**Task brief**
Lay out the lines of the records starting at the line containing "legend-marker — [283, 469, 289, 475]" and ending at the line containing "waterfall-value-label: -19 —" as a Markdown table with the columns Row and Line. Give each line's row number under Row and the line itself under Line, leaving out any blank lines.

[Element box records]

■ ■ ■ ■ ■ ■ ■

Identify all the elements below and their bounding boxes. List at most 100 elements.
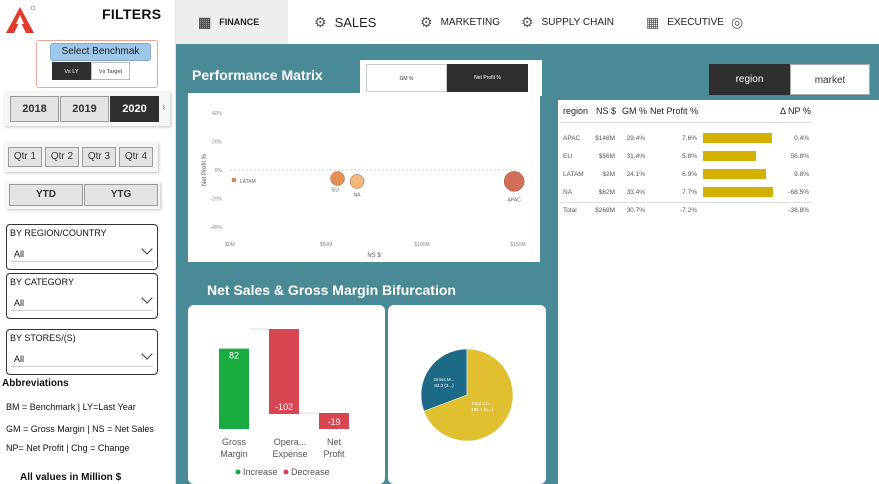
legend-marker — [283, 469, 289, 475]
x-tick-label: $150M — [510, 242, 525, 248]
year-2018-button[interactable]: 2018 — [10, 96, 59, 122]
scatter-point — [503, 171, 525, 192]
y-tick-label: 20% — [212, 140, 223, 146]
waterfall-value-label: -19 — [327, 417, 340, 427]
nsgm-title: Net Sales & Gross Margin Bifurcation — [207, 282, 456, 298]
chevron-down-icon[interactable] — [141, 348, 153, 360]
cell-chg: 9.8% — [794, 171, 809, 178]
y-tick-label: -20% — [210, 197, 222, 203]
cell-np: 7.7% — [682, 189, 697, 196]
finance-icon: ▦ — [198, 13, 212, 30]
net-profit-percent-tab[interactable]: Net Profit % — [447, 64, 528, 92]
y-tick-label: 0% — [215, 168, 223, 174]
legend-label: Decrease — [291, 467, 330, 477]
category-label: BY CATEGORY — [10, 277, 75, 287]
qtr-2-button[interactable]: Qtr 2 — [45, 147, 79, 167]
cell-chg: -38.8% — [788, 207, 809, 214]
cell-ns: $62M — [598, 189, 615, 196]
waterfall-category-label: Expense — [272, 449, 307, 459]
supply-chain-icon: ⚙ — [521, 13, 534, 30]
region-country-value: All — [14, 249, 25, 259]
cell-region: Total — [563, 207, 577, 214]
dropdown-underline — [11, 310, 153, 311]
stores-dropdown[interactable]: BY STORES/(S) All — [6, 329, 158, 375]
executive-icon: ▦ — [646, 13, 660, 30]
benchmark-selector: Select Benchmak (BM) Vs LY Vs Target — [36, 40, 158, 88]
tab-extra[interactable]: ◎ — [731, 0, 751, 44]
chevron-down-icon[interactable] — [141, 243, 153, 255]
filters-title: FILTERS — [102, 6, 162, 22]
region-country-dropdown[interactable]: BY REGION/COUNTRY All — [6, 224, 158, 270]
quarter-slicer: Qtr 1 Qtr 2 Qtr 3 Qtr 4 — [4, 142, 158, 172]
col-header-delta-np[interactable]: Δ NP % — [780, 106, 811, 116]
cell-np: 7.6% — [682, 135, 697, 142]
category-dropdown[interactable]: BY CATEGORY All — [6, 273, 158, 319]
select-benchmark-button[interactable]: Select Benchmak (BM) — [50, 43, 151, 73]
vs-ly-option[interactable]: Vs LY — [52, 62, 91, 80]
top-navigation: ▦ FINANCE ⚙ SALES ⚙ MARKETING ⚙ SUPPLY C… — [176, 0, 879, 44]
cell-region: APAC — [563, 135, 581, 142]
sales-icon: ⚙ — [314, 13, 327, 30]
tab-supply-chain-label: SUPPLY CHAIN — [541, 16, 614, 28]
period-slicer: YTD YTG — [6, 182, 160, 209]
col-header-ns[interactable]: NS $ — [596, 106, 616, 116]
year-2020-button[interactable]: 2020 — [110, 96, 159, 122]
cell-gm: 33.4% — [626, 189, 645, 196]
cell-np: 5.8% — [682, 153, 697, 160]
cell-ns: $56M — [598, 153, 615, 160]
performance-metric-toggle: GM % Net Profit % — [360, 60, 542, 96]
marketing-icon: ⚙ — [420, 13, 433, 30]
y-tick-label: 40% — [212, 111, 223, 117]
qtr-4-button[interactable]: Qtr 4 — [119, 147, 153, 167]
waterfall-chart: 82 Gross Margin -102 Opera... Expense -19 Net Pr… — [219, 328, 349, 477]
pie-slice-label: Gross M... — [434, 377, 455, 382]
waterfall-value-label: 82 — [229, 351, 239, 361]
col-header-gm[interactable]: GM % — [622, 106, 647, 116]
category-value: All — [14, 298, 25, 308]
waterfall-category-label: Opera... — [274, 437, 307, 447]
x-axis-label: NS $ — [367, 253, 381, 259]
legend-label: Increase — [243, 467, 278, 477]
dropdown-underline — [11, 366, 153, 367]
cell-gm: 31.4% — [626, 153, 645, 160]
table-row[interactable]: EU $56M 31.4% 5.8% 56.8% — [560, 147, 812, 165]
table-total-row[interactable]: Total $268M 30.7% -7.2% -38.8% — [560, 201, 812, 219]
region-toggle[interactable]: region — [709, 64, 790, 95]
x-tick-label: $50M — [320, 242, 333, 248]
qtr-3-button[interactable]: Qtr 3 — [82, 147, 116, 167]
table-row[interactable]: LATAM $2M 24.1% 6.9% 9.8% — [560, 165, 812, 183]
chevron-right-icon[interactable]: › — [162, 102, 165, 113]
gm-percent-tab[interactable]: GM % — [366, 64, 447, 92]
ytd-button[interactable]: YTD — [9, 184, 83, 206]
chevron-down-icon[interactable] — [141, 292, 153, 304]
waterfall-category-label: Gross — [222, 437, 247, 447]
net-profit-data-bar — [703, 151, 756, 161]
filter-sidebar: FILTERS Select Benchmak (BM) Vs LY Vs Ta… — [0, 0, 176, 484]
abbr-line-3: NP= Net Profit | Chg = Change — [6, 443, 130, 453]
abbr-line-1: BM = Benchmark | LY=Last Year — [6, 402, 136, 412]
tab-finance[interactable]: ▦ FINANCE — [176, 0, 288, 44]
pie-slice-value: 185.7 (6...) — [471, 407, 493, 412]
net-profit-data-bar — [703, 169, 766, 179]
vs-target-option[interactable]: Vs Target — [91, 62, 130, 80]
legend-marker — [235, 469, 241, 475]
tab-executive[interactable]: ▦ EXECUTIVE — [646, 0, 724, 44]
table-row[interactable]: APAC $148M 29.4% 7.6% 0.4% — [560, 129, 812, 147]
col-header-net-profit[interactable]: Net Profit % — [650, 106, 698, 116]
company-logo — [6, 5, 36, 33]
tab-sales-label: SALES — [334, 14, 377, 30]
table-row[interactable]: NA $62M 33.4% 7.7% -68.5% — [560, 183, 812, 201]
qtr-1-button[interactable]: Qtr 1 — [8, 147, 42, 167]
performance-scatter-chart: 40% 20% 0% -20% -40% $0M $50M $100M $150M NS $ Net… — [202, 111, 526, 259]
tab-sales[interactable]: ⚙ SALES — [314, 0, 376, 44]
cell-np: -7.2% — [680, 207, 697, 214]
year-2019-button[interactable]: 2019 — [60, 96, 109, 122]
cell-chg: 0.4% — [794, 135, 809, 142]
tab-supply-chain[interactable]: ⚙ SUPPLY CHAIN — [521, 0, 614, 44]
table-header-divider — [560, 122, 812, 123]
col-header-region[interactable]: region — [563, 106, 588, 116]
market-toggle[interactable]: market — [790, 64, 870, 95]
stores-label: BY STORES/(S) — [10, 333, 76, 343]
ytg-button[interactable]: YTG — [84, 184, 158, 206]
tab-marketing[interactable]: ⚙ MARKETING — [420, 0, 500, 44]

■ ■ ■ ■ ■ ■ ■

**Result**
| Row | Line |
|---|---|
| 1 | legend-marker — [283, 469, 289, 475] |
| 2 | x-tick-label: $150M — [510, 242, 525, 248] |
| 3 | year-2018-button[interactable]: 2018 — [10, 96, 59, 122] |
| 4 | scatter-point — [503, 171, 525, 192] |
| 5 | y-tick-label: 20% — [212, 140, 223, 146] |
| 6 | waterfall-value-label: -19 — [327, 417, 340, 427] |